Information provided:
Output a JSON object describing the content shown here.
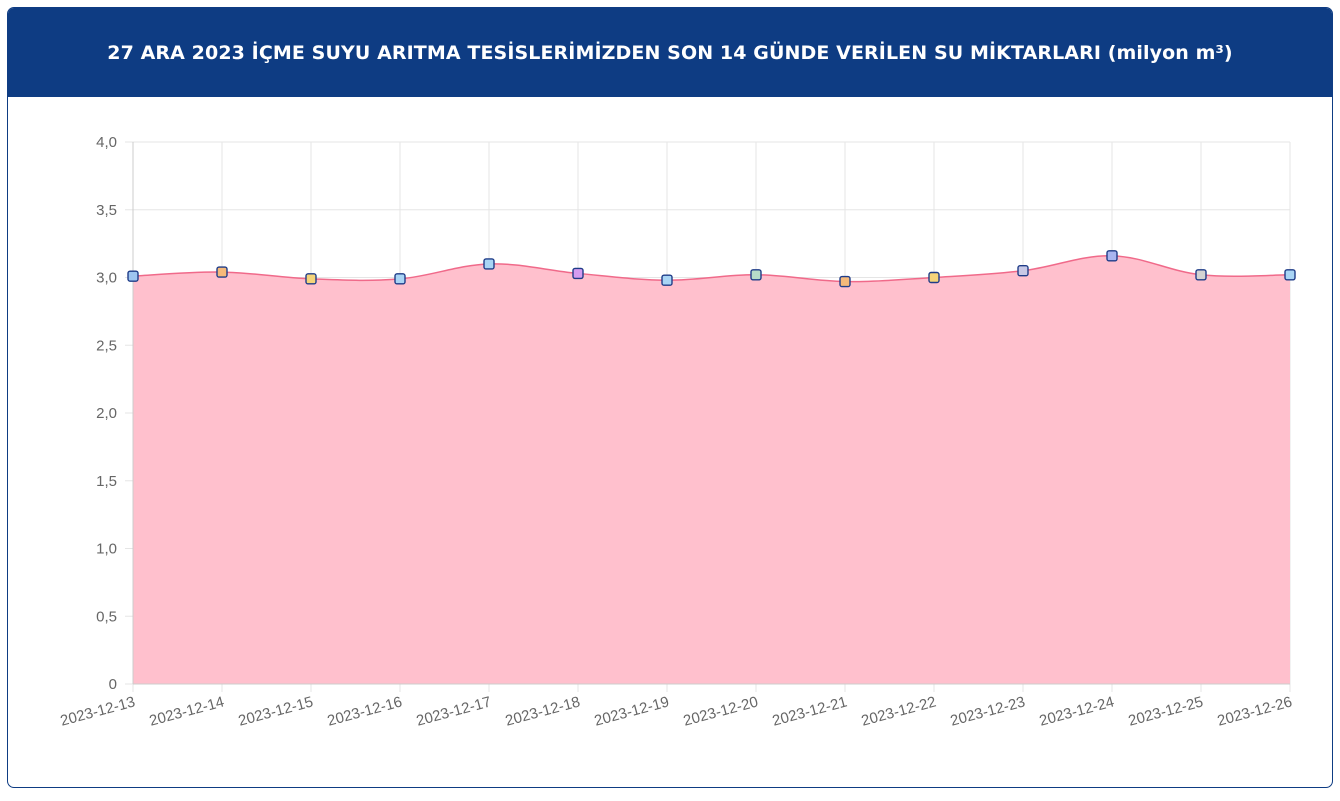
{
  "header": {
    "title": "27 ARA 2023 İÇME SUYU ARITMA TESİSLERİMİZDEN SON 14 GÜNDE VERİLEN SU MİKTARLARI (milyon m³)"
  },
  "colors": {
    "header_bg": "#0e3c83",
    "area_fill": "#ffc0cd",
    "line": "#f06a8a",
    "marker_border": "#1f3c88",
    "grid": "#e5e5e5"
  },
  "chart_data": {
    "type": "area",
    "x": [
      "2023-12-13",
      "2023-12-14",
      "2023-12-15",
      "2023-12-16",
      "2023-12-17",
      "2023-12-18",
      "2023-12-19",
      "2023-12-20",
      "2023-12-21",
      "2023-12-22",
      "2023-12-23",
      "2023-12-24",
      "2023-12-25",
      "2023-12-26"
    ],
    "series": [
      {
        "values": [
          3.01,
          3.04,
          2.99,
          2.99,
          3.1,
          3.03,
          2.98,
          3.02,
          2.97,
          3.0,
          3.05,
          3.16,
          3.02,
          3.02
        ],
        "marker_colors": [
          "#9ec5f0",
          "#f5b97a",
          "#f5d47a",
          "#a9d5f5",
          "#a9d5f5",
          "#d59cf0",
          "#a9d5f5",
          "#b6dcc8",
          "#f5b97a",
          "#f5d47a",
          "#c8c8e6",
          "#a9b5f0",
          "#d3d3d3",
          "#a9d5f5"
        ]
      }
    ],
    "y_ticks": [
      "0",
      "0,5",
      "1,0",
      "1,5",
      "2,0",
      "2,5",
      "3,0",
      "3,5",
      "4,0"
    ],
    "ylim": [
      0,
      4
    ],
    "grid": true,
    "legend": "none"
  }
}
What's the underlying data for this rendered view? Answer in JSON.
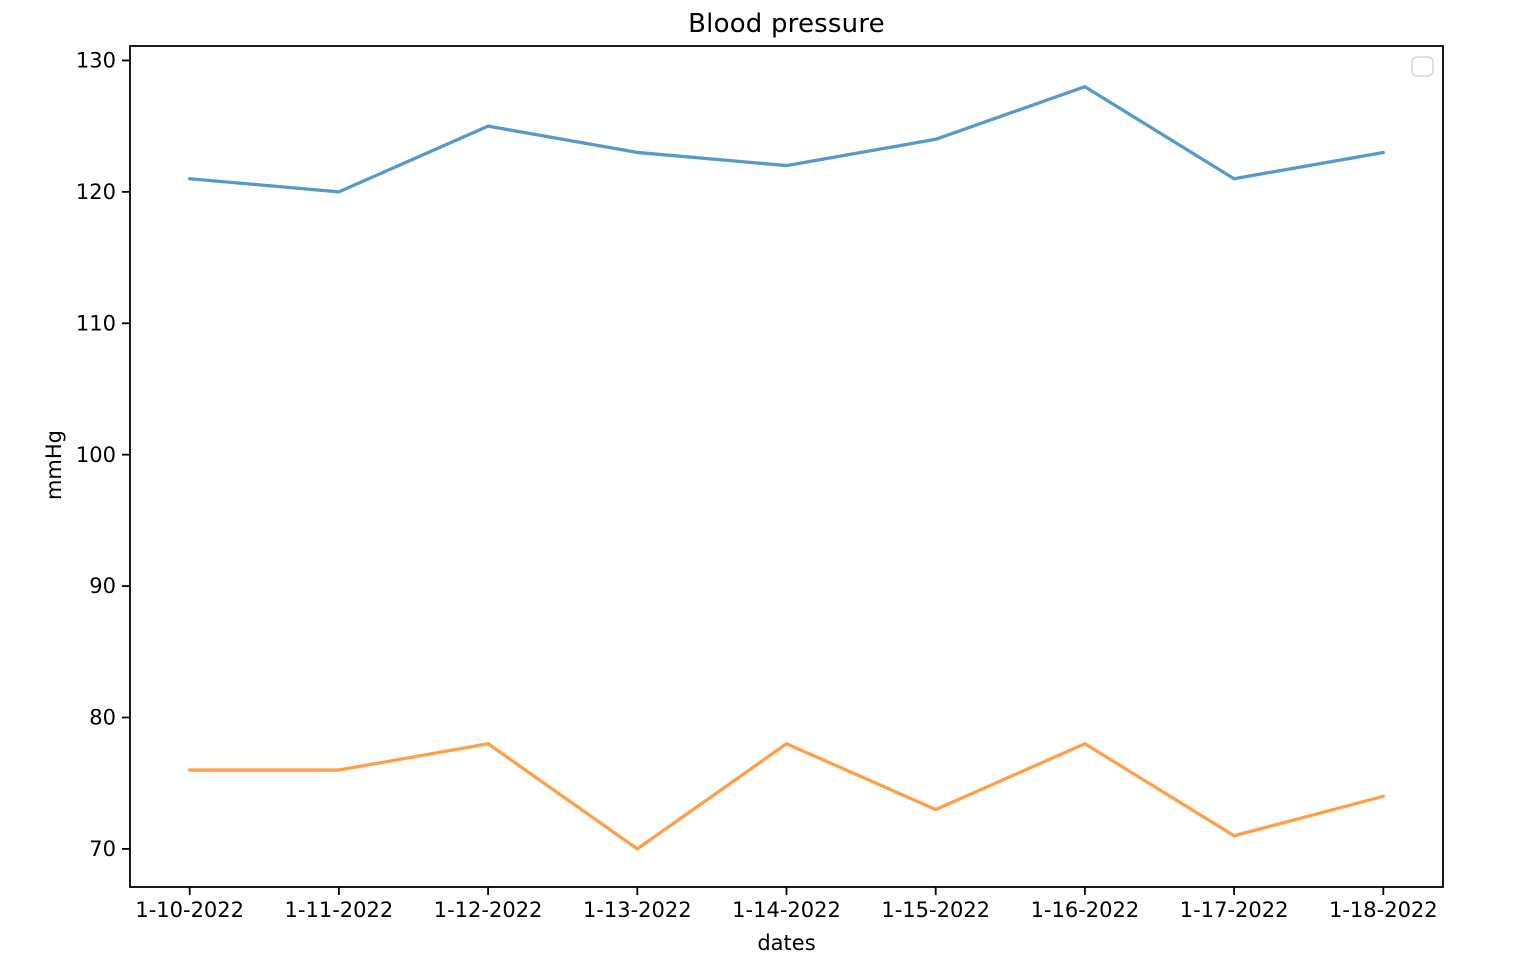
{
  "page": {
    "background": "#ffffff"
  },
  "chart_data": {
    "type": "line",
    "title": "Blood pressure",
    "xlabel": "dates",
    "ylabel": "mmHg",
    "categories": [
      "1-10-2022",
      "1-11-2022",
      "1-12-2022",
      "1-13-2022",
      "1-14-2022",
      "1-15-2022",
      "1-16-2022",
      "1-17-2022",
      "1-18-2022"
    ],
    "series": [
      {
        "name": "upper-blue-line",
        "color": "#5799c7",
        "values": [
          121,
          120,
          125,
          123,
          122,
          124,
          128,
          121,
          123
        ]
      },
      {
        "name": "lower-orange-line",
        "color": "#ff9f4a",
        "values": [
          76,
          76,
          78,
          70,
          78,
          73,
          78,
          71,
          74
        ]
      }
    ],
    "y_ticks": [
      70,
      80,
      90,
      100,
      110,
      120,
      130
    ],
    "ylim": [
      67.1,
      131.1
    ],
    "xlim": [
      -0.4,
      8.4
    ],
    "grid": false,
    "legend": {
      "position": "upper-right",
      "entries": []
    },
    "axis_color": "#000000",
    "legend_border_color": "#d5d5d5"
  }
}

Short problem: Print out the whole of the material word for word, without pictures.

Complete output:
Output a JSON object describing the content shown here.
{
  "header": {
    "title": "27 ARA 2023 İÇME SUYU ARITMA TESİSLERİMİZDEN SON 14 GÜNDE VERİLEN SU MİKTARLARI (milyon m³)"
  },
  "colors": {
    "header_bg": "#0e3c83",
    "area_fill": "#ffc0cd",
    "line": "#f06a8a",
    "marker_border": "#1f3c88",
    "grid": "#e5e5e5"
  },
  "chart_data": {
    "type": "area",
    "x": [
      "2023-12-13",
      "2023-12-14",
      "2023-12-15",
      "2023-12-16",
      "2023-12-17",
      "2023-12-18",
      "2023-12-19",
      "2023-12-20",
      "2023-12-21",
      "2023-12-22",
      "2023-12-23",
      "2023-12-24",
      "2023-12-25",
      "2023-12-26"
    ],
    "series": [
      {
        "values": [
          3.01,
          3.04,
          2.99,
          2.99,
          3.1,
          3.03,
          2.98,
          3.02,
          2.97,
          3.0,
          3.05,
          3.16,
          3.02,
          3.02
        ],
        "marker_colors": [
          "#9ec5f0",
          "#f5b97a",
          "#f5d47a",
          "#a9d5f5",
          "#a9d5f5",
          "#d59cf0",
          "#a9d5f5",
          "#b6dcc8",
          "#f5b97a",
          "#f5d47a",
          "#c8c8e6",
          "#a9b5f0",
          "#d3d3d3",
          "#a9d5f5"
        ]
      }
    ],
    "y_ticks": [
      "0",
      "0,5",
      "1,0",
      "1,5",
      "2,0",
      "2,5",
      "3,0",
      "3,5",
      "4,0"
    ],
    "ylim": [
      0,
      4
    ],
    "grid": true,
    "legend": "none"
  }
}
What's the underlying data for this rendered view? Answer in JSON.
{
  "page": {
    "background": "#ffffff"
  },
  "chart_data": {
    "type": "line",
    "title": "Blood pressure",
    "xlabel": "dates",
    "ylabel": "mmHg",
    "categories": [
      "1-10-2022",
      "1-11-2022",
      "1-12-2022",
      "1-13-2022",
      "1-14-2022",
      "1-15-2022",
      "1-16-2022",
      "1-17-2022",
      "1-18-2022"
    ],
    "series": [
      {
        "name": "upper-blue-line",
        "color": "#5799c7",
        "values": [
          121,
          120,
          125,
          123,
          122,
          124,
          128,
          121,
          123
        ]
      },
      {
        "name": "lower-orange-line",
        "color": "#ff9f4a",
        "values": [
          76,
          76,
          78,
          70,
          78,
          73,
          78,
          71,
          74
        ]
      }
    ],
    "y_ticks": [
      70,
      80,
      90,
      100,
      110,
      120,
      130
    ],
    "ylim": [
      67.1,
      131.1
    ],
    "xlim": [
      -0.4,
      8.4
    ],
    "grid": false,
    "legend": {
      "position": "upper-right",
      "entries": []
    },
    "axis_color": "#000000",
    "legend_border_color": "#d5d5d5"
  }
}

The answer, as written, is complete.